(WORKING DATA):
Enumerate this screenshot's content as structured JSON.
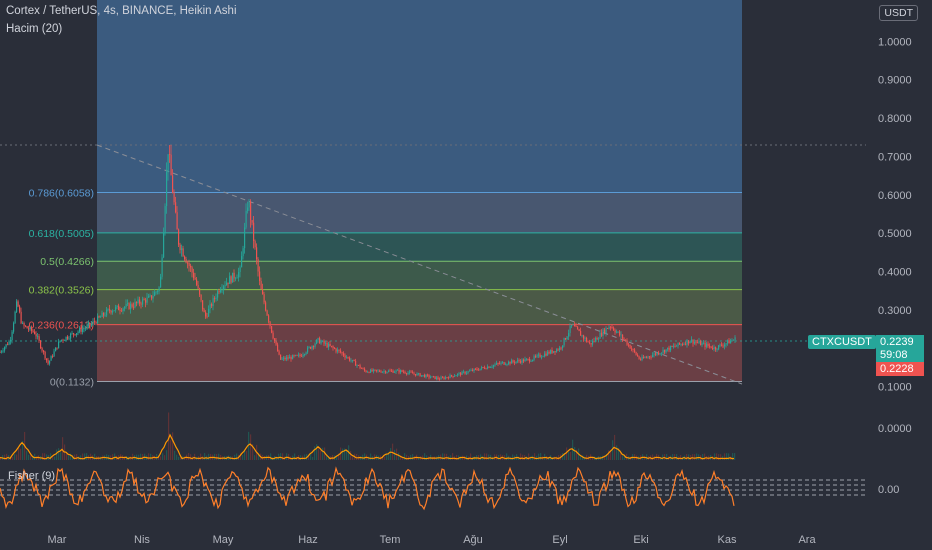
{
  "header": {
    "title": "Cortex / TetherUS, 4s, BINANCE, Heikin Ashi",
    "volume_label": "Hacim (20)",
    "currency": "USDT"
  },
  "price_axis": {
    "labels": [
      "1.0000",
      "0.9000",
      "0.8000",
      "0.7000",
      "0.6000",
      "0.5000",
      "0.4000",
      "0.3000",
      "0.1000",
      "0.0000",
      "0.00"
    ]
  },
  "time_axis": {
    "labels": [
      "Mar",
      "Nis",
      "May",
      "Haz",
      "Tem",
      "Ağu",
      "Eyl",
      "Eki",
      "Kas",
      "Ara"
    ]
  },
  "fib_levels": [
    {
      "label": "0.786(0.6058)",
      "ratio": 0.786,
      "price": 0.6058,
      "color": "#5b9bd5"
    },
    {
      "label": "0.618(0.5005)",
      "ratio": 0.618,
      "price": 0.5005,
      "color": "#2bb3a3"
    },
    {
      "label": "0.5(0.4266)",
      "ratio": 0.5,
      "price": 0.4266,
      "color": "#7cc36f"
    },
    {
      "label": "0.382(0.3526)",
      "ratio": 0.382,
      "price": 0.3526,
      "color": "#8bc34a"
    },
    {
      "label": "0.236(0.2613)",
      "ratio": 0.236,
      "price": 0.2613,
      "color": "#ef5350"
    },
    {
      "label": "0(0.1132)",
      "ratio": 0,
      "price": 0.1132,
      "color": "#9aa0ab"
    }
  ],
  "tags": {
    "symbol": "CTXCUSDT",
    "price": "0.2239",
    "countdown": "59:08",
    "prev_price": "0.2228"
  },
  "indicator": {
    "label": "Fisher (9)"
  },
  "colors": {
    "background": "#2a2e39",
    "up": "#26a69a",
    "down": "#ef5350",
    "volume_ma": "#ff9800",
    "fisher": "#ff7f2a"
  },
  "chart_data": {
    "type": "line",
    "title": "Cortex / TetherUS, 4s, BINANCE, Heikin Ashi",
    "x": [
      "Mar",
      "Nis",
      "May",
      "Haz",
      "Tem",
      "Ağu",
      "Eyl",
      "Eki",
      "Kas"
    ],
    "series": [
      {
        "name": "CTXCUSDT",
        "values": [
          0.21,
          0.29,
          0.38,
          0.2,
          0.14,
          0.17,
          0.23,
          0.21,
          0.2239
        ]
      }
    ],
    "ylim": [
      0.1,
      1.0
    ],
    "last_price": 0.2239
  }
}
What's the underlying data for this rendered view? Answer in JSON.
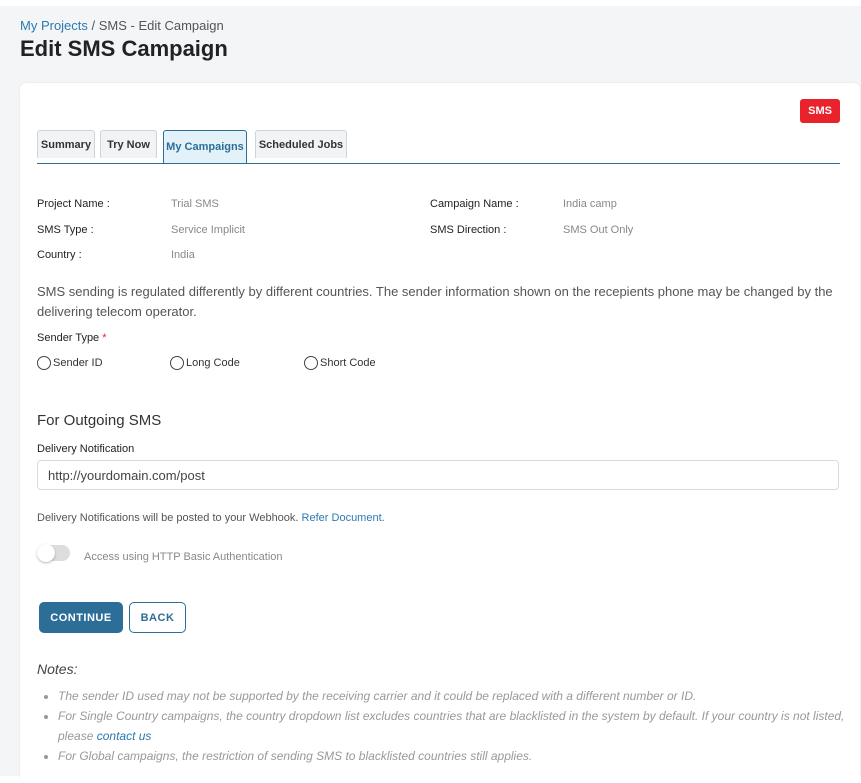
{
  "breadcrumb": {
    "root": "My Projects",
    "separator": " / ",
    "current": "SMS - Edit Campaign"
  },
  "page_title": "Edit SMS Campaign",
  "badge": "SMS",
  "tabs": [
    {
      "label": "Summary",
      "active": false
    },
    {
      "label": "Try Now",
      "active": false
    },
    {
      "label": "My Campaigns",
      "active": true
    },
    {
      "label": "Scheduled Jobs",
      "active": false
    }
  ],
  "info": {
    "project_name": {
      "label": "Project Name :",
      "value": "Trial SMS"
    },
    "campaign_name": {
      "label": "Campaign Name :",
      "value": "India camp"
    },
    "sms_type": {
      "label": "SMS Type :",
      "value": "Service Implicit"
    },
    "sms_direction": {
      "label": "SMS Direction :",
      "value": "SMS Out Only"
    },
    "country": {
      "label": "Country :",
      "value": "India"
    }
  },
  "regulation_note": "SMS sending is regulated differently by different countries. The sender information shown on the recepients phone may be changed by the delivering telecom operator.",
  "sender_type": {
    "label": "Sender Type",
    "required_mark": "*",
    "options": [
      "Sender ID",
      "Long Code",
      "Short Code"
    ]
  },
  "outgoing": {
    "title": "For Outgoing SMS",
    "delivery_label": "Delivery Notification",
    "delivery_value": "http://yourdomain.com/post",
    "webhook_note": "Delivery Notifications will be posted to your Webhook.",
    "refer_link": "Refer Document.",
    "auth_label": "Access using HTTP Basic Authentication",
    "auth_enabled": false
  },
  "buttons": {
    "continue": "CONTINUE",
    "back": "BACK"
  },
  "notes": {
    "title": "Notes:",
    "item1": "The sender ID used may not be supported by the receiving carrier and it could be replaced with a different number or ID.",
    "item2_text": "For Single Country campaigns, the country dropdown list excludes countries that are blacklisted in the system by default. If your country is not listed, please",
    "item2_link": "contact us",
    "item3": "For Global campaigns, the restriction of sending SMS to blacklisted countries still applies."
  },
  "colors": {
    "accent": "#2c6e97",
    "badge": "#e8232b",
    "link": "#2c7ab0",
    "background": "#f3f5f7"
  }
}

(WORK INSTRUCTIONS):
Print the records above exactly as they stand, but leave out the pictures.

(SOLUTION TO THIS PROBLEM):
Enumerate this screenshot's content as structured JSON.
{
  "header": {
    "title": "Cortex / TetherUS, 4s, BINANCE, Heikin Ashi",
    "volume_label": "Hacim (20)",
    "currency": "USDT"
  },
  "price_axis": {
    "labels": [
      "1.0000",
      "0.9000",
      "0.8000",
      "0.7000",
      "0.6000",
      "0.5000",
      "0.4000",
      "0.3000",
      "0.1000",
      "0.0000",
      "0.00"
    ]
  },
  "time_axis": {
    "labels": [
      "Mar",
      "Nis",
      "May",
      "Haz",
      "Tem",
      "Ağu",
      "Eyl",
      "Eki",
      "Kas",
      "Ara"
    ]
  },
  "fib_levels": [
    {
      "label": "0.786(0.6058)",
      "ratio": 0.786,
      "price": 0.6058,
      "color": "#5b9bd5"
    },
    {
      "label": "0.618(0.5005)",
      "ratio": 0.618,
      "price": 0.5005,
      "color": "#2bb3a3"
    },
    {
      "label": "0.5(0.4266)",
      "ratio": 0.5,
      "price": 0.4266,
      "color": "#7cc36f"
    },
    {
      "label": "0.382(0.3526)",
      "ratio": 0.382,
      "price": 0.3526,
      "color": "#8bc34a"
    },
    {
      "label": "0.236(0.2613)",
      "ratio": 0.236,
      "price": 0.2613,
      "color": "#ef5350"
    },
    {
      "label": "0(0.1132)",
      "ratio": 0,
      "price": 0.1132,
      "color": "#9aa0ab"
    }
  ],
  "tags": {
    "symbol": "CTXCUSDT",
    "price": "0.2239",
    "countdown": "59:08",
    "prev_price": "0.2228"
  },
  "indicator": {
    "label": "Fisher (9)"
  },
  "colors": {
    "background": "#2a2e39",
    "up": "#26a69a",
    "down": "#ef5350",
    "volume_ma": "#ff9800",
    "fisher": "#ff7f2a"
  },
  "chart_data": {
    "type": "line",
    "title": "Cortex / TetherUS, 4s, BINANCE, Heikin Ashi",
    "x": [
      "Mar",
      "Nis",
      "May",
      "Haz",
      "Tem",
      "Ağu",
      "Eyl",
      "Eki",
      "Kas"
    ],
    "series": [
      {
        "name": "CTXCUSDT",
        "values": [
          0.21,
          0.29,
          0.38,
          0.2,
          0.14,
          0.17,
          0.23,
          0.21,
          0.2239
        ]
      }
    ],
    "ylim": [
      0.1,
      1.0
    ],
    "last_price": 0.2239
  }
}
What's the underlying data for this rendered view? Answer in JSON.
{
  "breadcrumb": {
    "root": "My Projects",
    "separator": " / ",
    "current": "SMS - Edit Campaign"
  },
  "page_title": "Edit SMS Campaign",
  "badge": "SMS",
  "tabs": [
    {
      "label": "Summary",
      "active": false
    },
    {
      "label": "Try Now",
      "active": false
    },
    {
      "label": "My Campaigns",
      "active": true
    },
    {
      "label": "Scheduled Jobs",
      "active": false
    }
  ],
  "info": {
    "project_name": {
      "label": "Project Name :",
      "value": "Trial SMS"
    },
    "campaign_name": {
      "label": "Campaign Name :",
      "value": "India camp"
    },
    "sms_type": {
      "label": "SMS Type :",
      "value": "Service Implicit"
    },
    "sms_direction": {
      "label": "SMS Direction :",
      "value": "SMS Out Only"
    },
    "country": {
      "label": "Country :",
      "value": "India"
    }
  },
  "regulation_note": "SMS sending is regulated differently by different countries. The sender information shown on the recepients phone may be changed by the delivering telecom operator.",
  "sender_type": {
    "label": "Sender Type",
    "required_mark": "*",
    "options": [
      "Sender ID",
      "Long Code",
      "Short Code"
    ]
  },
  "outgoing": {
    "title": "For Outgoing SMS",
    "delivery_label": "Delivery Notification",
    "delivery_value": "http://yourdomain.com/post",
    "webhook_note": "Delivery Notifications will be posted to your Webhook.",
    "refer_link": "Refer Document.",
    "auth_label": "Access using HTTP Basic Authentication",
    "auth_enabled": false
  },
  "buttons": {
    "continue": "CONTINUE",
    "back": "BACK"
  },
  "notes": {
    "title": "Notes:",
    "item1": "The sender ID used may not be supported by the receiving carrier and it could be replaced with a different number or ID.",
    "item2_text": "For Single Country campaigns, the country dropdown list excludes countries that are blacklisted in the system by default. If your country is not listed, please",
    "item2_link": "contact us",
    "item3": "For Global campaigns, the restriction of sending SMS to blacklisted countries still applies."
  },
  "colors": {
    "accent": "#2c6e97",
    "badge": "#e8232b",
    "link": "#2c7ab0",
    "background": "#f3f5f7"
  }
}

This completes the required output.